Brief: Your task is to output the entries below word for word.

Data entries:
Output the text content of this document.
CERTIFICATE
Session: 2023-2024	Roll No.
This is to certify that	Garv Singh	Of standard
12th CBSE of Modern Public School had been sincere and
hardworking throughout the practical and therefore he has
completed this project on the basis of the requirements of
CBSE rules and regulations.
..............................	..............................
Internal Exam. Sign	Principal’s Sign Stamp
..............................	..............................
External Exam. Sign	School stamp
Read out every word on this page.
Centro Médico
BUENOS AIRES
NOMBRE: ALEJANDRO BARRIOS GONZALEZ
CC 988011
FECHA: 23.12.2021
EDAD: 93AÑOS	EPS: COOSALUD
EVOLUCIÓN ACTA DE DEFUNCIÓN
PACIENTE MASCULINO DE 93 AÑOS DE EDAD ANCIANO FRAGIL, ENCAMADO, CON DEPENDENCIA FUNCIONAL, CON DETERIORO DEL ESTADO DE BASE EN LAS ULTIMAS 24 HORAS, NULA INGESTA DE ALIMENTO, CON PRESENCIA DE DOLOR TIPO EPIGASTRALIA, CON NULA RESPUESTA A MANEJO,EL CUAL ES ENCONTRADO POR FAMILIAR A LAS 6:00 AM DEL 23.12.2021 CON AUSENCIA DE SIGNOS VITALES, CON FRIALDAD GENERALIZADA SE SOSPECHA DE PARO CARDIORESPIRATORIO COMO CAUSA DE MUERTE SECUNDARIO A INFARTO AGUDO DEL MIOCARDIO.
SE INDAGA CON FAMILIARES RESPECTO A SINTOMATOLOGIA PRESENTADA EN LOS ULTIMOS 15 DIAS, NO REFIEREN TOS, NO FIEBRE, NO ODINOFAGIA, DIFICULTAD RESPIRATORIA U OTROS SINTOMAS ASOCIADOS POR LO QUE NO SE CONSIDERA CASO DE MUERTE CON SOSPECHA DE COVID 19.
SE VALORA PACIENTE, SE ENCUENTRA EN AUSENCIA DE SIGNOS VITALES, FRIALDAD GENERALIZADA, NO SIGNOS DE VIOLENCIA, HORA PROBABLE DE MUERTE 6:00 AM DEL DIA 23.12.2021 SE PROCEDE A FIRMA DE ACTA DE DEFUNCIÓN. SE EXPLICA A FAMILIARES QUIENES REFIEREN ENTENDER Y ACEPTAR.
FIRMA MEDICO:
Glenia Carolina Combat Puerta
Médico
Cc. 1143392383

Task solution:
Output the text content of this document.
CERTIFICATE
Session: 2023-2024	Roll No.
This is to certify that	Garv Singh	Of standard
12th CBSE of Modern Public School had been sincere and
hardworking throughout the practical and therefore he has
completed this project on the basis of the requirements of
CBSE rules and regulations.
..............................	..............................
Internal Exam. Sign	Principal’s Sign Stamp
..............................	..............................
External Exam. Sign	School stamp
Read out every word on this page.
Centro Médico
BUENOS AIRES
NOMBRE: ALEJANDRO BARRIOS GONZALEZ
CC 988011
FECHA: 23.12.2021
EDAD: 93AÑOS	EPS: COOSALUD
EVOLUCIÓN ACTA DE DEFUNCIÓN
PACIENTE MASCULINO DE 93 AÑOS DE EDAD ANCIANO FRAGIL, ENCAMADO, CON DEPENDENCIA FUNCIONAL, CON DETERIORO DEL ESTADO DE BASE EN LAS ULTIMAS 24 HORAS, NULA INGESTA DE ALIMENTO, CON PRESENCIA DE DOLOR TIPO EPIGASTRALIA, CON NULA RESPUESTA A MANEJO,EL CUAL ES ENCONTRADO POR FAMILIAR A LAS 6:00 AM DEL 23.12.2021 CON AUSENCIA DE SIGNOS VITALES, CON FRIALDAD GENERALIZADA SE SOSPECHA DE PARO CARDIORESPIRATORIO COMO CAUSA DE MUERTE SECUNDARIO A INFARTO AGUDO DEL MIOCARDIO.
SE INDAGA CON FAMILIARES RESPECTO A SINTOMATOLOGIA PRESENTADA EN LOS ULTIMOS 15 DIAS, NO REFIEREN TOS, NO FIEBRE, NO ODINOFAGIA, DIFICULTAD RESPIRATORIA U OTROS SINTOMAS ASOCIADOS POR LO QUE NO SE CONSIDERA CASO DE MUERTE CON SOSPECHA DE COVID 19.
SE VALORA PACIENTE, SE ENCUENTRA EN AUSENCIA DE SIGNOS VITALES, FRIALDAD GENERALIZADA, NO SIGNOS DE VIOLENCIA, HORA PROBABLE DE MUERTE 6:00 AM DEL DIA 23.12.2021 SE PROCEDE A FIRMA DE ACTA DE DEFUNCIÓN. SE EXPLICA A FAMILIARES QUIENES REFIEREN ENTENDER Y ACEPTAR.
FIRMA MEDICO:
Glenia Carolina Combat Puerta
Médico
Cc. 1143392383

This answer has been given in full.